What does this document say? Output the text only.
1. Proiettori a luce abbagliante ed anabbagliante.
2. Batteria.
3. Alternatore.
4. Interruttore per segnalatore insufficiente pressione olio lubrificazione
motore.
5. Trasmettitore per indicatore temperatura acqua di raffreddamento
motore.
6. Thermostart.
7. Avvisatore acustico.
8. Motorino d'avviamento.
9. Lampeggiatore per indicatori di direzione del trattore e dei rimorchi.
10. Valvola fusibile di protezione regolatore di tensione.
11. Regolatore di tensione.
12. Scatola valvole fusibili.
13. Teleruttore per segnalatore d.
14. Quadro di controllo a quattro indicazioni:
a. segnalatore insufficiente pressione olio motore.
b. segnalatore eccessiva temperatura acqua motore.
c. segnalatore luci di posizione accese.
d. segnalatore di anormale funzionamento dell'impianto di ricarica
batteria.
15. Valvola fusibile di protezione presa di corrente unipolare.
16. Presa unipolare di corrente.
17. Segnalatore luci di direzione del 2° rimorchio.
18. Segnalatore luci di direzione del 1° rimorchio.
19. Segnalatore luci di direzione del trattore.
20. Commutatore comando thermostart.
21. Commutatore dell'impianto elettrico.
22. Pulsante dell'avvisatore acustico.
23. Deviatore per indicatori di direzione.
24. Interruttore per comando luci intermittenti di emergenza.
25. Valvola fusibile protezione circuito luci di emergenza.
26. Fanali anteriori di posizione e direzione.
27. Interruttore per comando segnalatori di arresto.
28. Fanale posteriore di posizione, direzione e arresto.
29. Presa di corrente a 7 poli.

◆ **Exercise instructions**
Quote the whole listing above, leaving nothing out.

◆ **Result for this exercise**
What does this document say? Output the text only.
1. Proiettori a luce abbagliante ed anabbagliante.
2. Batteria.
3. Alternatore.
4. Interruttore per segnalatore insufficiente pressione olio lubrificazione
motore.
5. Trasmettitore per indicatore temperatura acqua di raffreddamento
motore.
6. Thermostart.
7. Avvisatore acustico.
8. Motorino d'avviamento.
9. Lampeggiatore per indicatori di direzione del trattore e dei rimorchi.
10. Valvola fusibile di protezione regolatore di tensione.
11. Regolatore di tensione.
12. Scatola valvole fusibili.
13. Teleruttore per segnalatore d.
14. Quadro di controllo a quattro indicazioni:
a. segnalatore insufficiente pressione olio motore.
b. segnalatore eccessiva temperatura acqua motore.
c. segnalatore luci di posizione accese.
d. segnalatore di anormale funzionamento dell'impianto di ricarica
batteria.
15. Valvola fusibile di protezione presa di corrente unipolare.
16. Presa unipolare di corrente.
17. Segnalatore luci di direzione del 2° rimorchio.
18. Segnalatore luci di direzione del 1° rimorchio.
19. Segnalatore luci di direzione del trattore.
20. Commutatore comando thermostart.
21. Commutatore dell'impianto elettrico.
22. Pulsante dell'avvisatore acustico.
23. Deviatore per indicatori di direzione.
24. Interruttore per comando luci intermittenti di emergenza.
25. Valvola fusibile protezione circuito luci di emergenza.
26. Fanali anteriori di posizione e direzione.
27. Interruttore per comando segnalatori di arresto.
28. Fanale posteriore di posizione, direzione e arresto.
29. Presa di corrente a 7 poli.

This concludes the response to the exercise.